- [OBJECTIVE]: Extract each line from the entries below that has the string "friend" in it.

[Saved data entries]
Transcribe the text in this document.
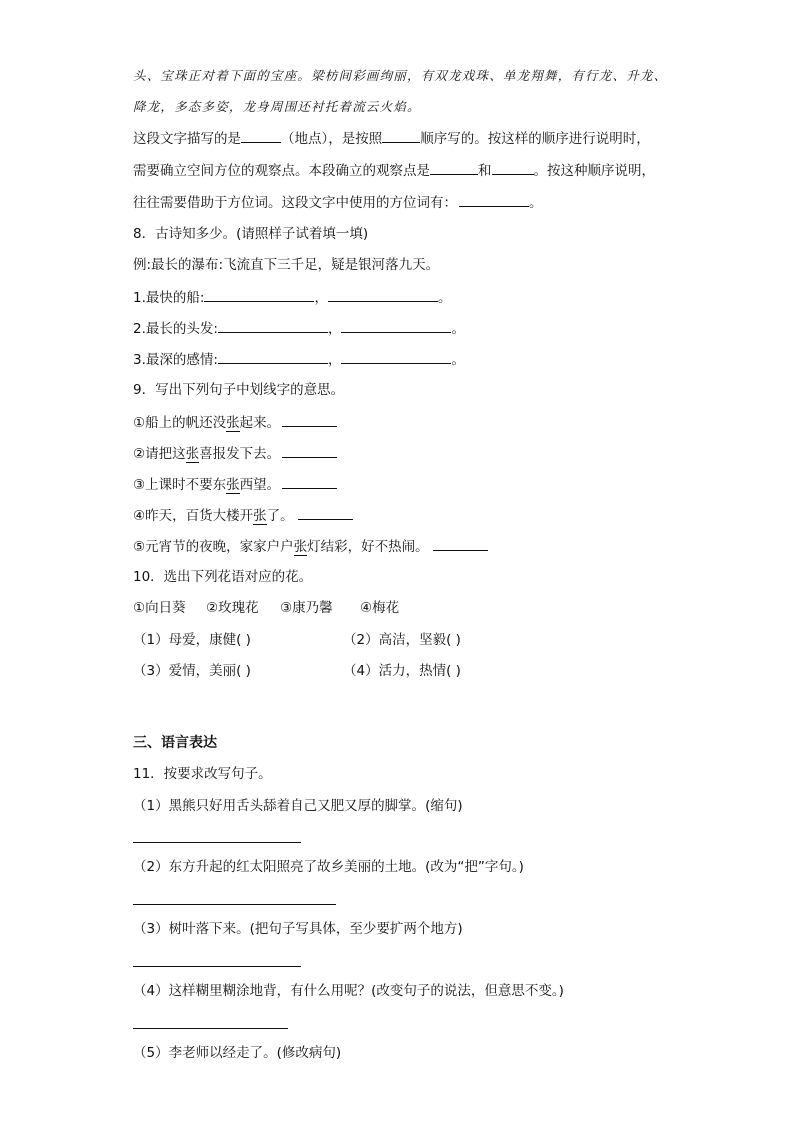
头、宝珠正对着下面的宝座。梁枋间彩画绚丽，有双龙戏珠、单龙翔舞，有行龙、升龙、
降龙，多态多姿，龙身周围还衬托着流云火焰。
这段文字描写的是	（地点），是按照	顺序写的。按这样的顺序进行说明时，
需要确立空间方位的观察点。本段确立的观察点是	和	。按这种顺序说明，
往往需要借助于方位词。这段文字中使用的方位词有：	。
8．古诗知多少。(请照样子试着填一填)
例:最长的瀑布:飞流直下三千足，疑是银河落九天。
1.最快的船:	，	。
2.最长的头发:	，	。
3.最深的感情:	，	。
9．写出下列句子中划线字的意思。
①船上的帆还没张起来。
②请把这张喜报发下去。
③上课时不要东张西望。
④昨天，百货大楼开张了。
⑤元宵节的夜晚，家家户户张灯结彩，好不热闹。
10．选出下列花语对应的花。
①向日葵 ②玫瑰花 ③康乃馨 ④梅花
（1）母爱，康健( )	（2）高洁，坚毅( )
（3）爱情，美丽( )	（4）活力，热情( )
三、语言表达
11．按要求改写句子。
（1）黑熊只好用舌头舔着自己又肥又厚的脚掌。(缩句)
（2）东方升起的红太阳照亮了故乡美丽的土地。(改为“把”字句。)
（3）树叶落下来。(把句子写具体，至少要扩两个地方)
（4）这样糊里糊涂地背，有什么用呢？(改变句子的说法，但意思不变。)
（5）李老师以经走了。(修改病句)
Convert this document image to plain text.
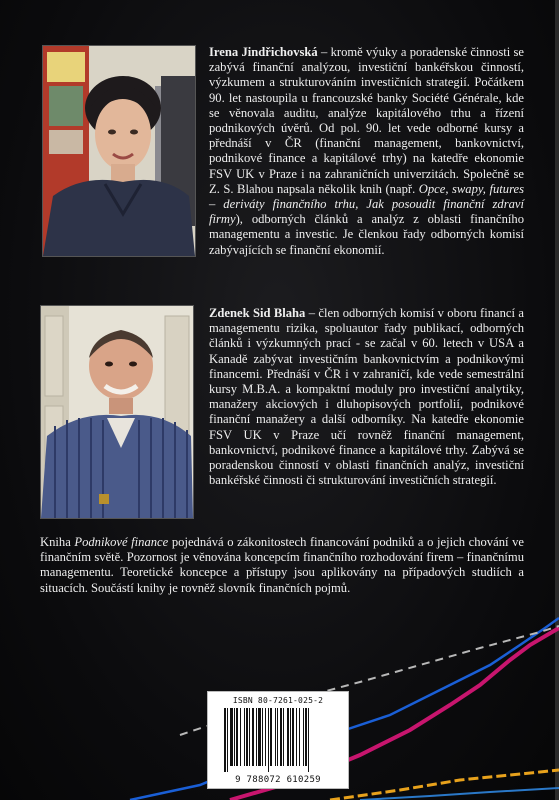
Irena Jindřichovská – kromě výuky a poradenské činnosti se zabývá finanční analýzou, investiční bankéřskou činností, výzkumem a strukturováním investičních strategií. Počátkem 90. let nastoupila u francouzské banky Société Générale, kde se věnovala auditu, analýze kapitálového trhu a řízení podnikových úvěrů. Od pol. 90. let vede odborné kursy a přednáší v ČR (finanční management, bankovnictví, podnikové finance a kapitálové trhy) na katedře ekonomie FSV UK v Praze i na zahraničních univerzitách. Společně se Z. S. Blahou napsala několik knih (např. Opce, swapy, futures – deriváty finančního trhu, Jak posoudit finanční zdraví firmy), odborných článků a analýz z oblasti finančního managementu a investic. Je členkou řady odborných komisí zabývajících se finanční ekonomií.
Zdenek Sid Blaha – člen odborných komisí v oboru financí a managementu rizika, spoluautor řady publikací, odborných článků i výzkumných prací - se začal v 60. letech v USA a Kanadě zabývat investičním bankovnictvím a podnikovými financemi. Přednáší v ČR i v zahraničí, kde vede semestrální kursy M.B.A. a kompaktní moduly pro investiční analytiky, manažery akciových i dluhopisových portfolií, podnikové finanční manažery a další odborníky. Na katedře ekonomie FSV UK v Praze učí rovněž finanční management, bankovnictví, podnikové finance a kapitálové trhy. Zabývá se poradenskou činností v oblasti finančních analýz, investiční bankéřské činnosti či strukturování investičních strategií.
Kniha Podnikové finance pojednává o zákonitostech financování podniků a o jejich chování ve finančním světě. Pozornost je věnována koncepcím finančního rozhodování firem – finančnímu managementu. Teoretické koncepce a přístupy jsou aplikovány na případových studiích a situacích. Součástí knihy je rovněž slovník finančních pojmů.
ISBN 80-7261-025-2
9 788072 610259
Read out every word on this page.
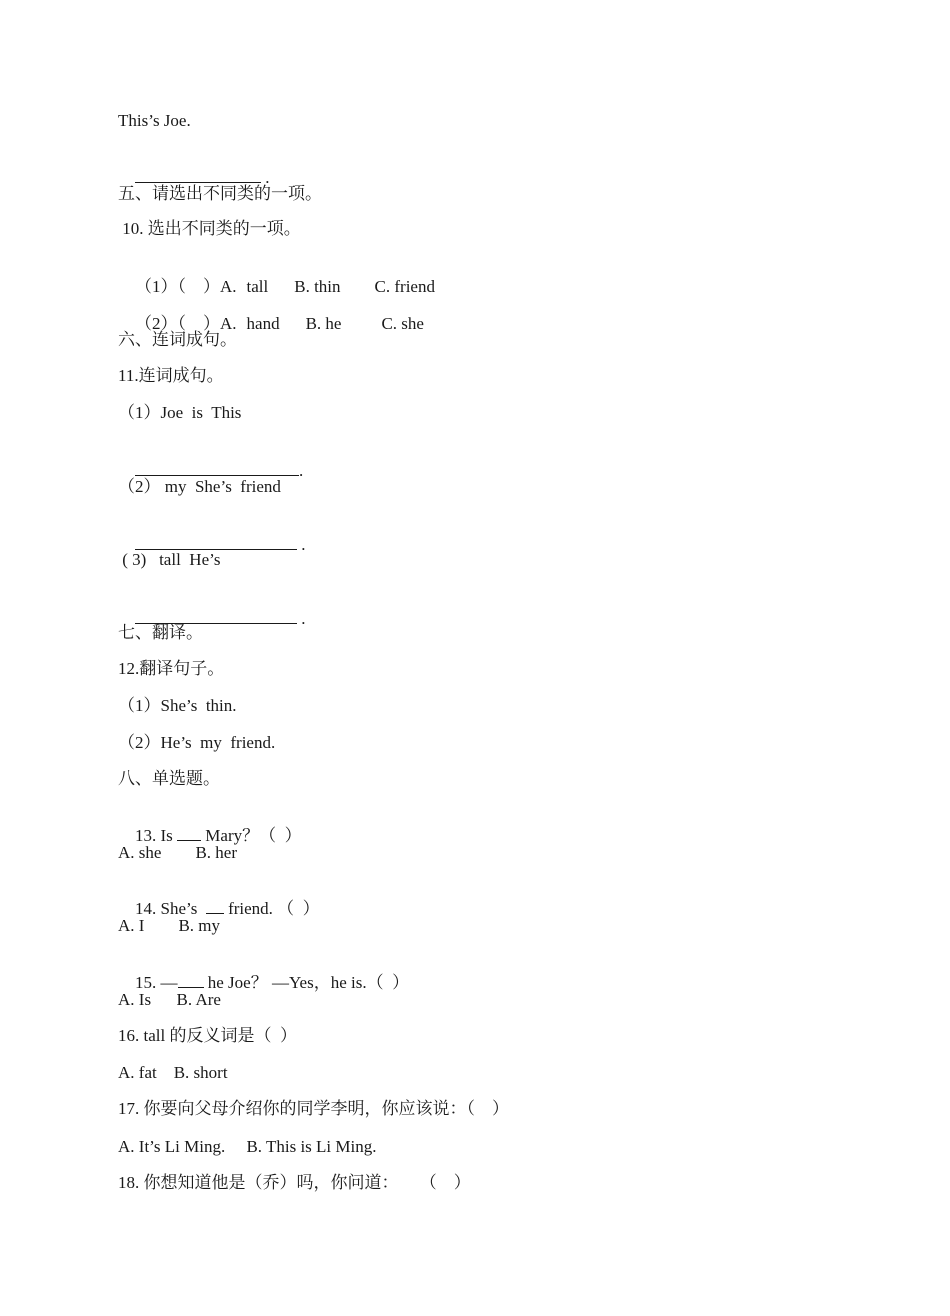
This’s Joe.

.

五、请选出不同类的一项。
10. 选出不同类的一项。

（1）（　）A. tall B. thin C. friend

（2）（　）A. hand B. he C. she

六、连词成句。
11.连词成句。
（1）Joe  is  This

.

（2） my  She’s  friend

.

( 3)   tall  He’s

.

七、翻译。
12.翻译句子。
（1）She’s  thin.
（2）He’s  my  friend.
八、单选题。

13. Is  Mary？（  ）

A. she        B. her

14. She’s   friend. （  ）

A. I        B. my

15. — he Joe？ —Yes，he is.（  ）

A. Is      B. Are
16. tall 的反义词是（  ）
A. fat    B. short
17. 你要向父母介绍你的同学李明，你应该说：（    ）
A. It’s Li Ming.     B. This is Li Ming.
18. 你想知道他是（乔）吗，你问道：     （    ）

...

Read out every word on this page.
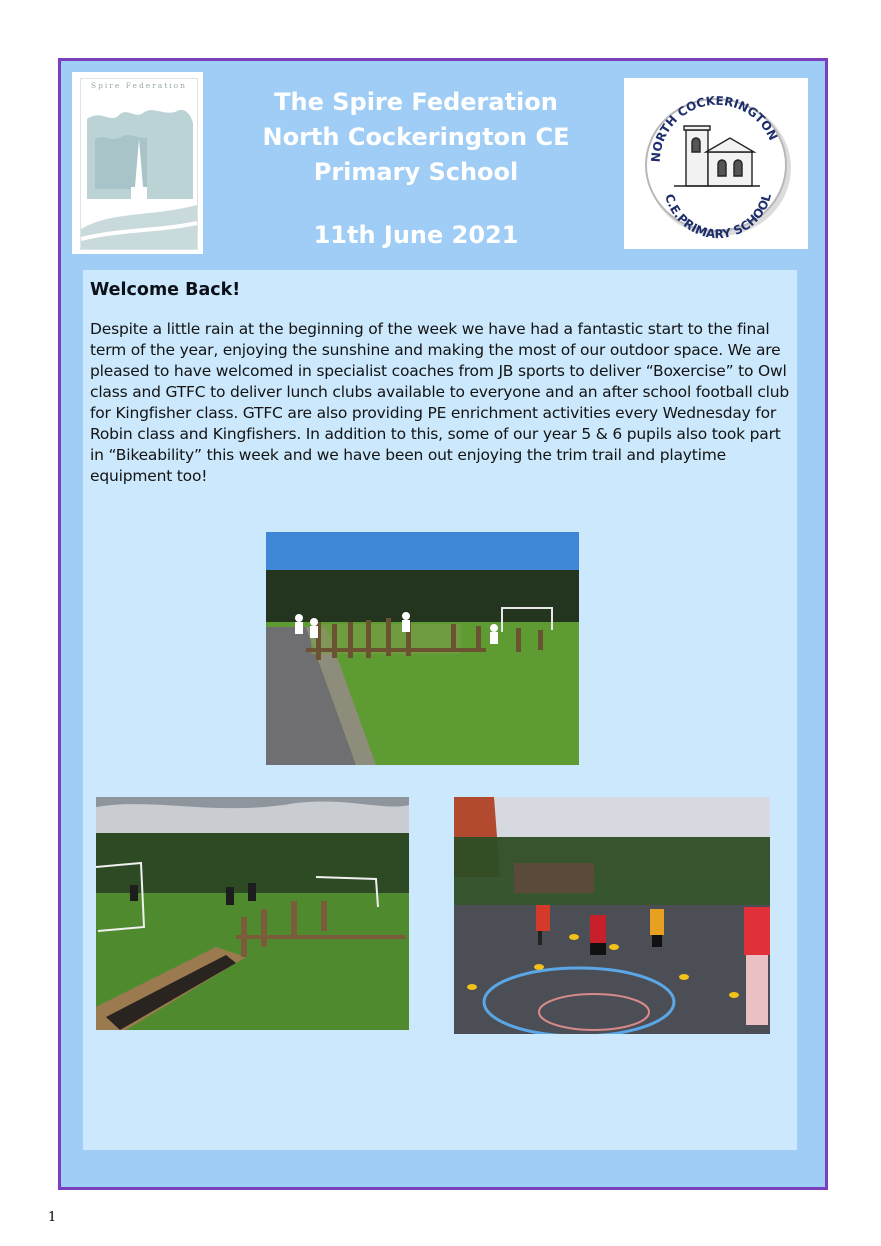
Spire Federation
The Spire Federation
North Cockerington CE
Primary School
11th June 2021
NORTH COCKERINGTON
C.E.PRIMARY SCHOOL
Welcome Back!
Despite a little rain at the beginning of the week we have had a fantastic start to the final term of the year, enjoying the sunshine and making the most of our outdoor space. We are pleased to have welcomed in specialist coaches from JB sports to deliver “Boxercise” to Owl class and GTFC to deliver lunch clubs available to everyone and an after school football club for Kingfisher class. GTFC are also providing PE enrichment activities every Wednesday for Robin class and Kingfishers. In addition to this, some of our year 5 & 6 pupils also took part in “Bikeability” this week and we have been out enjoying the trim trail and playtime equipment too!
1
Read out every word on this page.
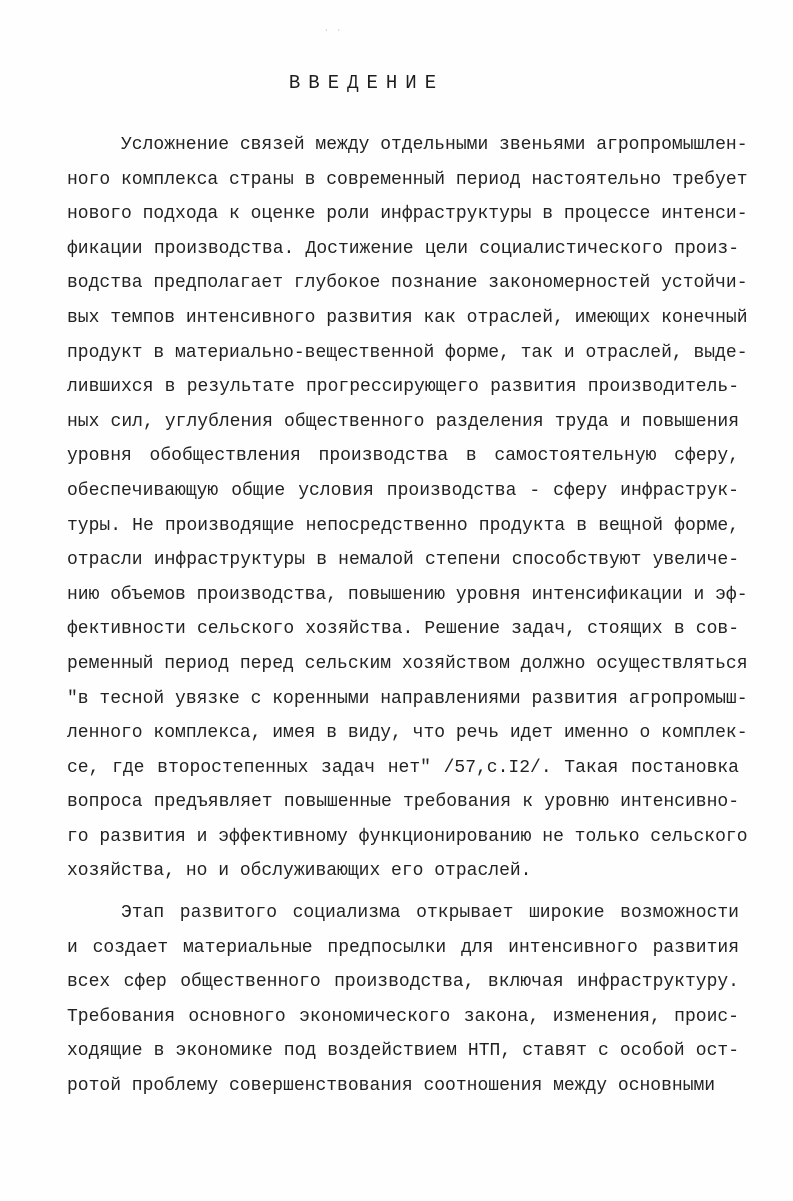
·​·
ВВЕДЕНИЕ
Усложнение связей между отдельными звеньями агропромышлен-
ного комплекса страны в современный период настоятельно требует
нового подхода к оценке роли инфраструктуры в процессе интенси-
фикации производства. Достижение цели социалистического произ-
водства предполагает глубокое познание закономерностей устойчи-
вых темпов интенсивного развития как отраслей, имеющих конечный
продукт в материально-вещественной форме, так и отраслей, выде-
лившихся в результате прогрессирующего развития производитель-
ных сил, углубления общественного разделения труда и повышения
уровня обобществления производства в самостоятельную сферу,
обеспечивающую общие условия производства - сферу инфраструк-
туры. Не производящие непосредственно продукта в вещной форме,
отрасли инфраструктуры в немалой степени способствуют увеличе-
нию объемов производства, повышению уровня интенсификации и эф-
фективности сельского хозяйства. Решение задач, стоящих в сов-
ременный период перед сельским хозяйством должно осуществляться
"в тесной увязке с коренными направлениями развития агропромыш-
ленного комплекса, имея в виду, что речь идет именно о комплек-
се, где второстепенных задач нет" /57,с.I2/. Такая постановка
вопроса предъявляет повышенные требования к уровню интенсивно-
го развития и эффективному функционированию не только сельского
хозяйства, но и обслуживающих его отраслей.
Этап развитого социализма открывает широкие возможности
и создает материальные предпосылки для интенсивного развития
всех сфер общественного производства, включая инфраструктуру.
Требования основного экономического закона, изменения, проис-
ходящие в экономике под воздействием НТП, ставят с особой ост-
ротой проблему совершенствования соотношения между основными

- [EXERCISE OUTPUT]:
（1）（　）A. tall B. thin C. friend
（2） my  She’s  friend
（2）He’s  my  friend.
14. She’s   friend. （  ）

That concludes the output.